## SET PROBLEM
The entries below are to be written out again without alteration.
**** DATA FOR THIS EXERCISE
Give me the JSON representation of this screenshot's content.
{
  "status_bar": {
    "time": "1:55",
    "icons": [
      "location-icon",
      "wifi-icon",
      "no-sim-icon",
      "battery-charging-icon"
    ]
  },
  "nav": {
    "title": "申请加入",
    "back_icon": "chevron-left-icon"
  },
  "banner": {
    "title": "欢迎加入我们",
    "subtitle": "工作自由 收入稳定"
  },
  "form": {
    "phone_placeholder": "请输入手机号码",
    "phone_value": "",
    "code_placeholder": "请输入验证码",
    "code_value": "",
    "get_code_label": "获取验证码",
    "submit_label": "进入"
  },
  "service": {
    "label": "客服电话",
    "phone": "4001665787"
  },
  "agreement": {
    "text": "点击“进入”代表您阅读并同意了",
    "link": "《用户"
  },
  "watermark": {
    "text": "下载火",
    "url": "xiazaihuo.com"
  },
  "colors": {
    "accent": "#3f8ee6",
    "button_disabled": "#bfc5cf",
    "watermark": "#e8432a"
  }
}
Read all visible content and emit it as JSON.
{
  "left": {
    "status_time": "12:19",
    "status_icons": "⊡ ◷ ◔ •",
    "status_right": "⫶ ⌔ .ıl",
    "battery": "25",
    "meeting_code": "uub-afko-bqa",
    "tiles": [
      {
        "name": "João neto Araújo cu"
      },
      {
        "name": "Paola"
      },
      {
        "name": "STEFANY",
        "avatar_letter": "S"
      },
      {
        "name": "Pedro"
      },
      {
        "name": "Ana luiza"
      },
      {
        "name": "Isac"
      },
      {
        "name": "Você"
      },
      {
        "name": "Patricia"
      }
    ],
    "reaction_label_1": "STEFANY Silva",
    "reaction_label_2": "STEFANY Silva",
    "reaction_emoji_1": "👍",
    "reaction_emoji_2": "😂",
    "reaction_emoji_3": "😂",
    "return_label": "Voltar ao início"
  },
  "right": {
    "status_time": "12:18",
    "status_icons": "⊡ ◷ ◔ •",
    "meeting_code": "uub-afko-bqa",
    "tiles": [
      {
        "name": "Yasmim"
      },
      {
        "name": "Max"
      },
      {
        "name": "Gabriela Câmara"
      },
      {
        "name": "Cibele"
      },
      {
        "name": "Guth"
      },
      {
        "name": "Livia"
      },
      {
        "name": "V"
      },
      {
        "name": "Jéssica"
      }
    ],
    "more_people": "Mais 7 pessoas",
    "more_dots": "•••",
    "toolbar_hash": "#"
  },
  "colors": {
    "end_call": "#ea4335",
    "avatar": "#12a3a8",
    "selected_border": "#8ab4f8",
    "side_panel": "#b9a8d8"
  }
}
********
## RESULT OF THIS EXERCISE
Give me the JSON representation of this screenshot's content.
{
  "status_bar": {
    "time": "1:55",
    "icons": [
      "location-icon",
      "wifi-icon",
      "no-sim-icon",
      "battery-charging-icon"
    ]
  },
  "nav": {
    "title": "申请加入",
    "back_icon": "chevron-left-icon"
  },
  "banner": {
    "title": "欢迎加入我们",
    "subtitle": "工作自由 收入稳定"
  },
  "form": {
    "phone_placeholder": "请输入手机号码",
    "phone_value": "",
    "code_placeholder": "请输入验证码",
    "code_value": "",
    "get_code_label": "获取验证码",
    "submit_label": "进入"
  },
  "service": {
    "label": "客服电话",
    "phone": "4001665787"
  },
  "agreement": {
    "text": "点击“进入”代表您阅读并同意了",
    "link": "《用户"
  },
  "watermark": {
    "text": "下载火",
    "url": "xiazaihuo.com"
  },
  "colors": {
    "accent": "#3f8ee6",
    "button_disabled": "#bfc5cf",
    "watermark": "#e8432a"
  }
}
Read all visible content and emit it as JSON.
{
  "left": {
    "status_time": "12:19",
    "status_icons": "⊡ ◷ ◔ •",
    "status_right": "⫶ ⌔ .ıl",
    "battery": "25",
    "meeting_code": "uub-afko-bqa",
    "tiles": [
      {
        "name": "João neto Araújo cu"
      },
      {
        "name": "Paola"
      },
      {
        "name": "STEFANY",
        "avatar_letter": "S"
      },
      {
        "name": "Pedro"
      },
      {
        "name": "Ana luiza"
      },
      {
        "name": "Isac"
      },
      {
        "name": "Você"
      },
      {
        "name": "Patricia"
      }
    ],
    "reaction_label_1": "STEFANY Silva",
    "reaction_label_2": "STEFANY Silva",
    "reaction_emoji_1": "👍",
    "reaction_emoji_2": "😂",
    "reaction_emoji_3": "😂",
    "return_label": "Voltar ao início"
  },
  "right": {
    "status_time": "12:18",
    "status_icons": "⊡ ◷ ◔ •",
    "meeting_code": "uub-afko-bqa",
    "tiles": [
      {
        "name": "Yasmim"
      },
      {
        "name": "Max"
      },
      {
        "name": "Gabriela Câmara"
      },
      {
        "name": "Cibele"
      },
      {
        "name": "Guth"
      },
      {
        "name": "Livia"
      },
      {
        "name": "V"
      },
      {
        "name": "Jéssica"
      }
    ],
    "more_people": "Mais 7 pessoas",
    "more_dots": "•••",
    "toolbar_hash": "#"
  },
  "colors": {
    "end_call": "#ea4335",
    "avatar": "#12a3a8",
    "selected_border": "#8ab4f8",
    "side_panel": "#b9a8d8"
  }
}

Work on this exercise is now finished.